━━━ STORED ROWS

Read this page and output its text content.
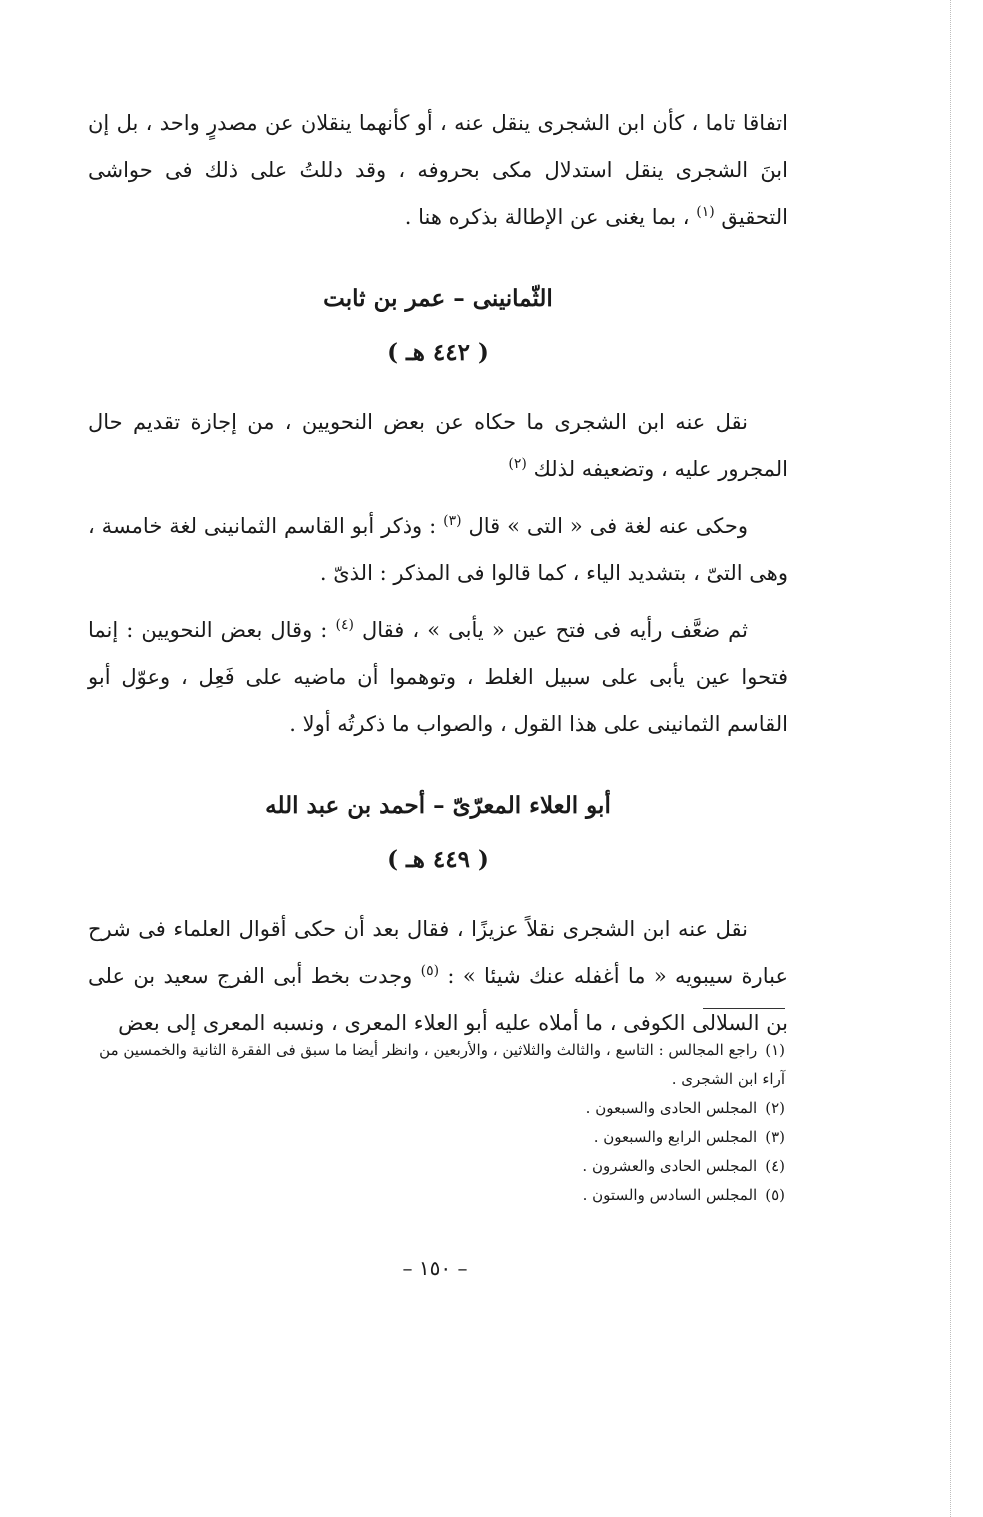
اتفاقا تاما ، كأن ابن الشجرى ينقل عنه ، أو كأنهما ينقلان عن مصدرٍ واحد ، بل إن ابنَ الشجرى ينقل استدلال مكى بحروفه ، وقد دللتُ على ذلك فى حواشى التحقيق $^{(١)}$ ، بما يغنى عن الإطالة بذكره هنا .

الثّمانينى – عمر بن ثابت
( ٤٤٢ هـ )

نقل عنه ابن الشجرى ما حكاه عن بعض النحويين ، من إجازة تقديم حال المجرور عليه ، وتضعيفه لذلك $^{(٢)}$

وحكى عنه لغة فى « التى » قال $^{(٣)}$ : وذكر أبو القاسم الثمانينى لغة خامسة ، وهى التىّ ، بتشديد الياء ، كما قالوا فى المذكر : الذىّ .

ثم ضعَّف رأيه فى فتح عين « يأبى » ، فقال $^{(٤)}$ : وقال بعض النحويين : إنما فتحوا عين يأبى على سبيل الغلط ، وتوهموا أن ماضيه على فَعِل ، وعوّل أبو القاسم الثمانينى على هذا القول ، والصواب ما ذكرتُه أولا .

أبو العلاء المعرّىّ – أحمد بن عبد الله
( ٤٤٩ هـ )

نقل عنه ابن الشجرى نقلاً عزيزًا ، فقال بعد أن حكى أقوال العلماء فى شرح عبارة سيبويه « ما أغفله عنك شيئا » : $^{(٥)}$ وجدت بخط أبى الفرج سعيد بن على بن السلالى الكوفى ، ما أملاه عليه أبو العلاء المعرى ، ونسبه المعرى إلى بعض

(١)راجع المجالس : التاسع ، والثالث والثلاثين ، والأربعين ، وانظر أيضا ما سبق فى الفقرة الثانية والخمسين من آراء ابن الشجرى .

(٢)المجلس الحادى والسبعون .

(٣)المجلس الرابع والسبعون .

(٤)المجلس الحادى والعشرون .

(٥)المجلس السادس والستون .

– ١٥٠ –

━━━━━━
━━━ STORED ROWS

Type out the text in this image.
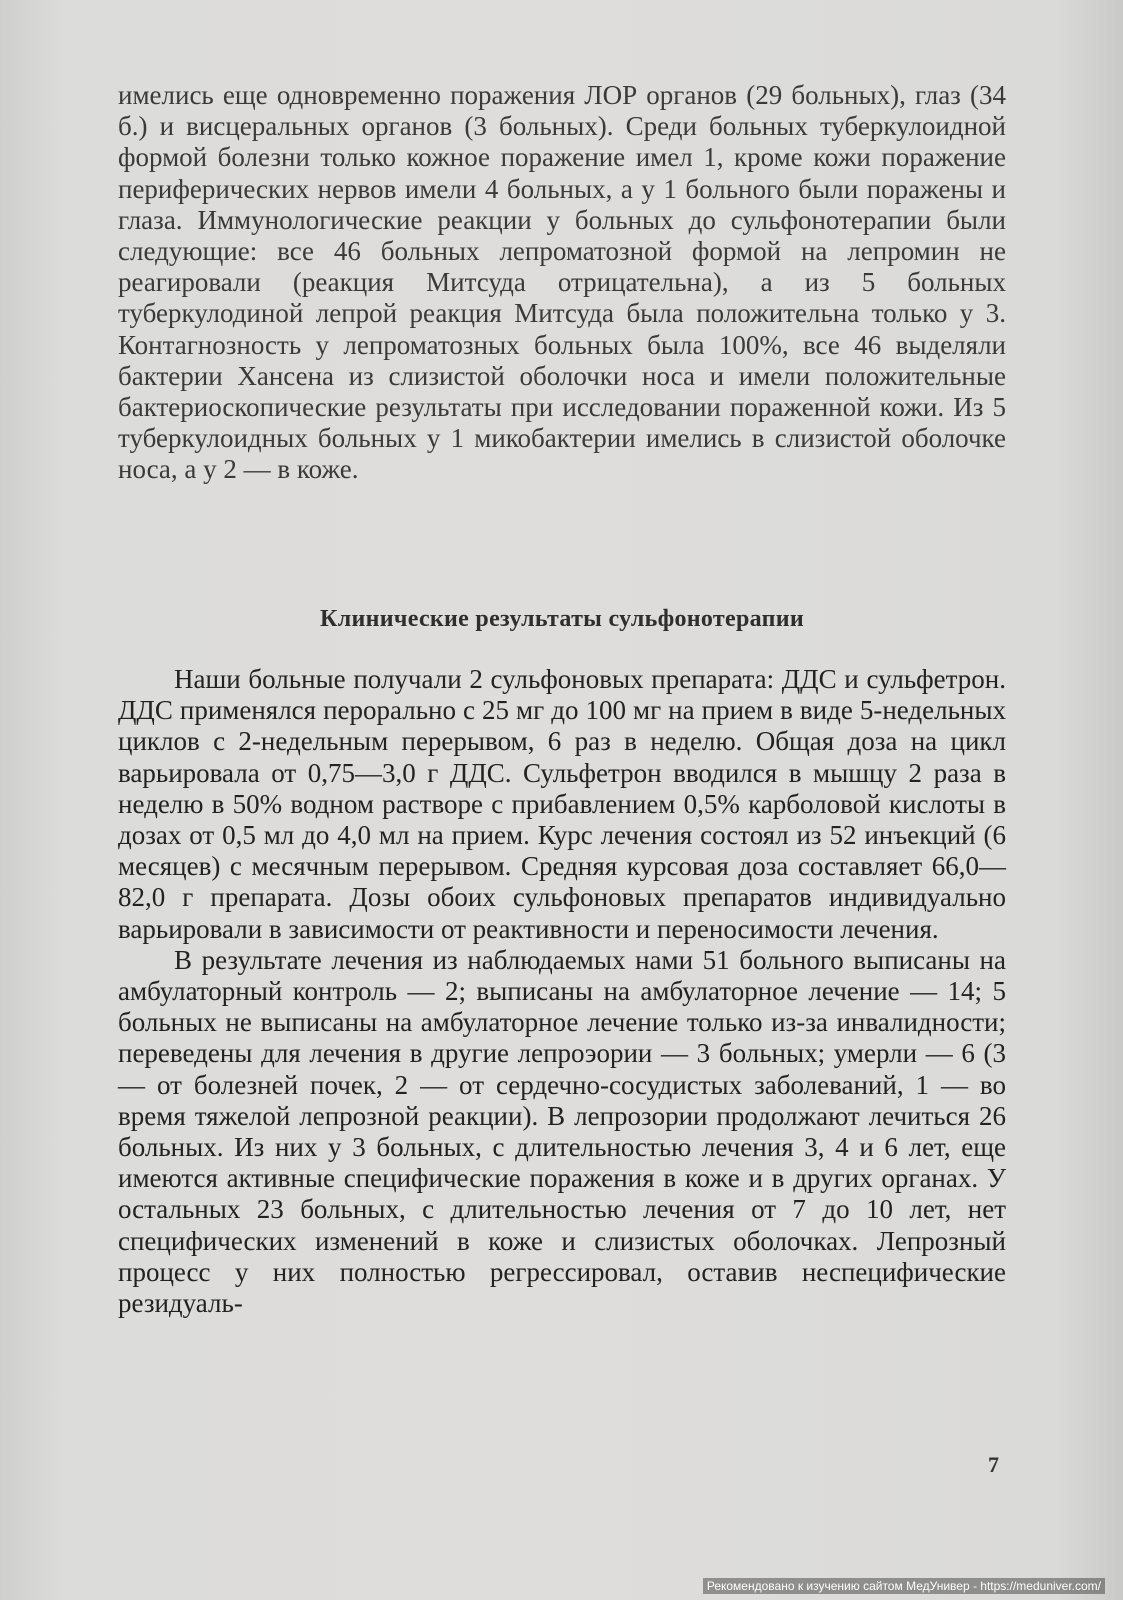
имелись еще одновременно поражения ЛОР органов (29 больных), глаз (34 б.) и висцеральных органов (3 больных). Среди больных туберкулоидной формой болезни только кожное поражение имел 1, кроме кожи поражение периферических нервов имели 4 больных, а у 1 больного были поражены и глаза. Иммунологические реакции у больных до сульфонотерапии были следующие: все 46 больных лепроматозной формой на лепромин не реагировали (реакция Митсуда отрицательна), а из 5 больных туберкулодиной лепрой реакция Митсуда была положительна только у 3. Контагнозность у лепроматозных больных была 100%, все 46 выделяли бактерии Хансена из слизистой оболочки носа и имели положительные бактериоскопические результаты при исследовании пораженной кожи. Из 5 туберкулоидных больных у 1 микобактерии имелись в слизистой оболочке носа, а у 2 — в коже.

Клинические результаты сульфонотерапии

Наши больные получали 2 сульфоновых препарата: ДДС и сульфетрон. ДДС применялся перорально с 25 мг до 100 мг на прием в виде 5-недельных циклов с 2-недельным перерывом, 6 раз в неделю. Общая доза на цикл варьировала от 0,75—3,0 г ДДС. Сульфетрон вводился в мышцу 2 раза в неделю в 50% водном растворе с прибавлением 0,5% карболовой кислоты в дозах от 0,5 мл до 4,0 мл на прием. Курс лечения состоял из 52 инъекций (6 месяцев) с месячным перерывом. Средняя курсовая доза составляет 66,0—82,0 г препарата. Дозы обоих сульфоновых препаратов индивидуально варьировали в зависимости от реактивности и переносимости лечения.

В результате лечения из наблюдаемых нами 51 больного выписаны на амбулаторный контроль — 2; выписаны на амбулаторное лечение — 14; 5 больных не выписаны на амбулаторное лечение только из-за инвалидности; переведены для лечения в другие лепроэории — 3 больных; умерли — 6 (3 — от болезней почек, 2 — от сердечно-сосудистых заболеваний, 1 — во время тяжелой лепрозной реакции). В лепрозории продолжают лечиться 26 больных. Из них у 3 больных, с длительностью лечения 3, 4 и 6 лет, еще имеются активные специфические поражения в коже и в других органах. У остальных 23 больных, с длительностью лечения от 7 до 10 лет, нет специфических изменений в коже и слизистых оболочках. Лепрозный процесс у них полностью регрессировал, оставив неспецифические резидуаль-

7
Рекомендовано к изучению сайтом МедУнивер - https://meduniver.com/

━━━━━━
━━━ STORED ROWS

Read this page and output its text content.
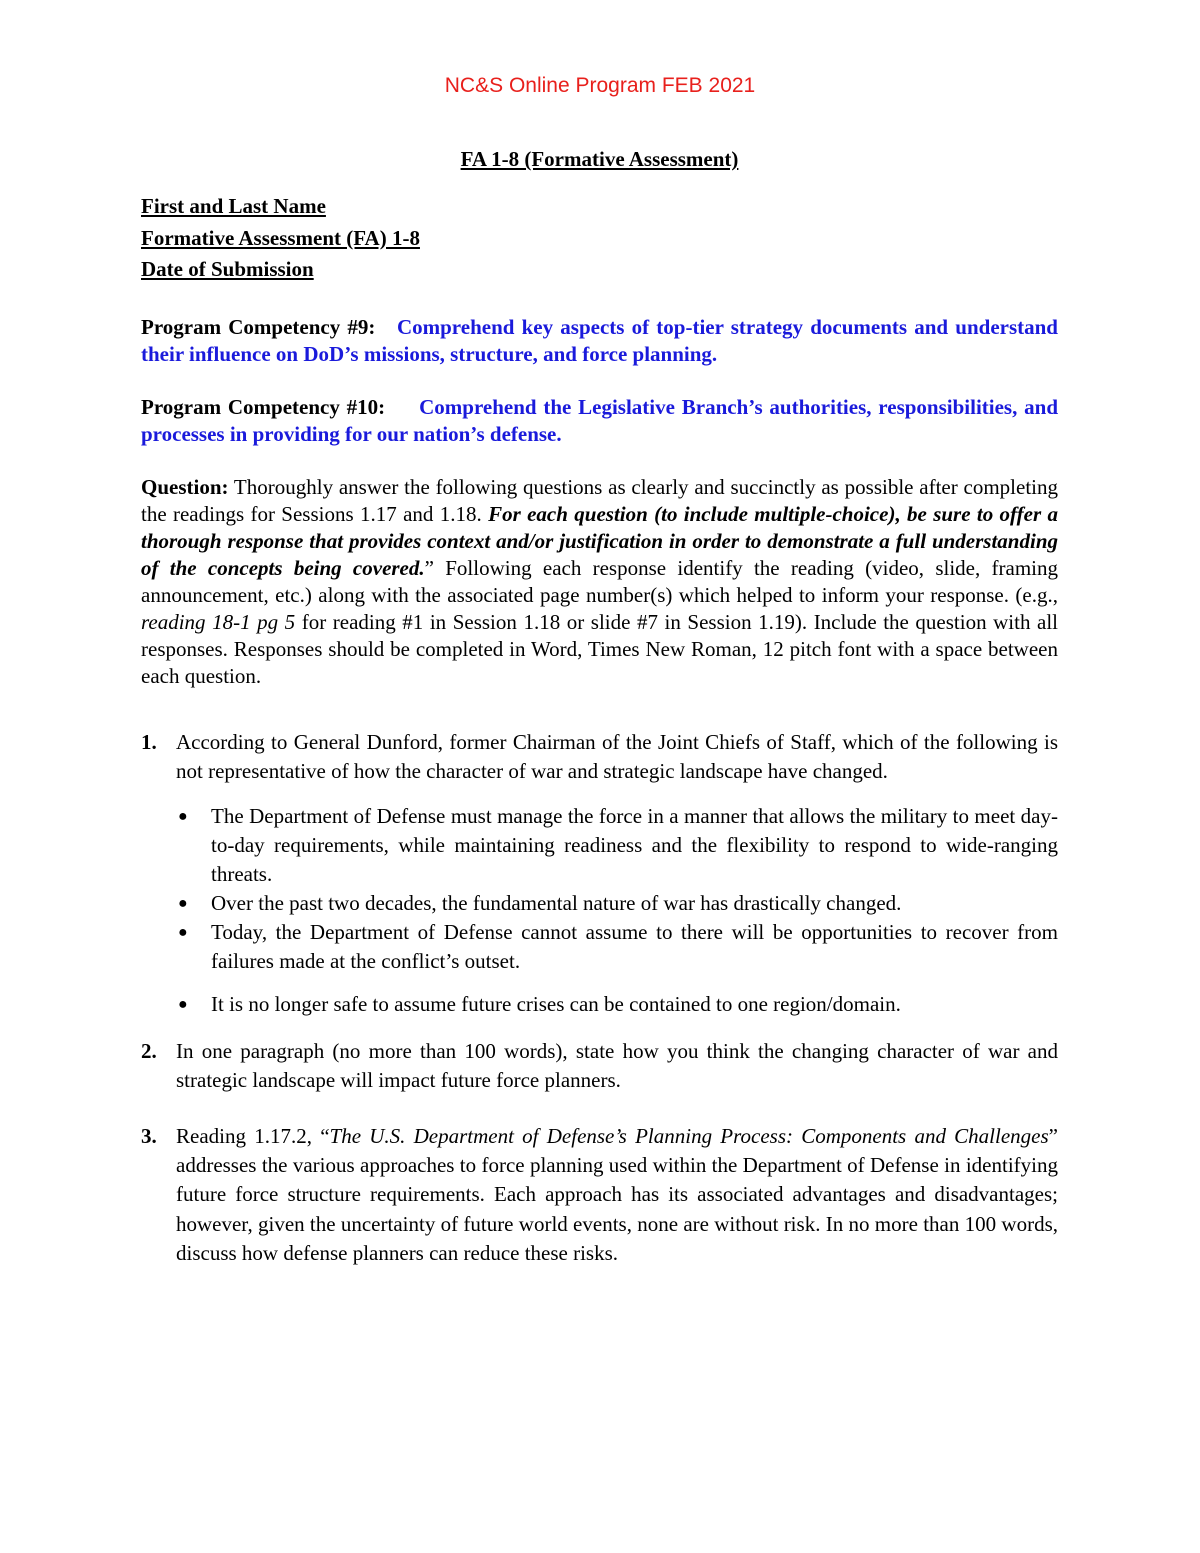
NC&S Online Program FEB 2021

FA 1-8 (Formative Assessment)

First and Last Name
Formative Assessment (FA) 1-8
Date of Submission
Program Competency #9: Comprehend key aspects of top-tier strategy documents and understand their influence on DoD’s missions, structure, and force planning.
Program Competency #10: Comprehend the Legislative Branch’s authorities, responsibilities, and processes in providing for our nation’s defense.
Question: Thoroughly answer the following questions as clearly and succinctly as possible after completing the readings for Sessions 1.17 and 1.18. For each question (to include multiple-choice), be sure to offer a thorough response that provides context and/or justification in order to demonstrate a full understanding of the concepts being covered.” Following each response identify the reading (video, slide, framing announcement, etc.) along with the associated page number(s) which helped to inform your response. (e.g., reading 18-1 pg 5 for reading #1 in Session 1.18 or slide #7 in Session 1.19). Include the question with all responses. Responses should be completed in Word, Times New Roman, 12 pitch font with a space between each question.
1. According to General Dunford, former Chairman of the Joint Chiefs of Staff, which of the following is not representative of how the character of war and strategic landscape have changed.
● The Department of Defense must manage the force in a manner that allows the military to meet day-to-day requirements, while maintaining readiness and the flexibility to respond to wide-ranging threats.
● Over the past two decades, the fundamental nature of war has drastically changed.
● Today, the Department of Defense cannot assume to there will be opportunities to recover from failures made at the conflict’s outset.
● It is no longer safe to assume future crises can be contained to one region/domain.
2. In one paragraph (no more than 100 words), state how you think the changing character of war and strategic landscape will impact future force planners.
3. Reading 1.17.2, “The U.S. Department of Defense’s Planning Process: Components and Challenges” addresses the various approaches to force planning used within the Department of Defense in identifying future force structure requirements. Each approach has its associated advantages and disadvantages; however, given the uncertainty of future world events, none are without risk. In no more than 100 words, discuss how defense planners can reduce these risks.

━━━━━━

• _EXERCISE AIM_
Reproduce each line of the material containing the word "Comprehend".

• _ANSWER FOR THIS EXERCISE_
Program Competency #9: Comprehend key aspects of top-tier strategy documents and understand their influence on DoD’s missions, structure, and force planning.
Program Competency #10: Comprehend the Legislative Branch’s authorities, responsibilities, and processes in providing for our nation’s defense.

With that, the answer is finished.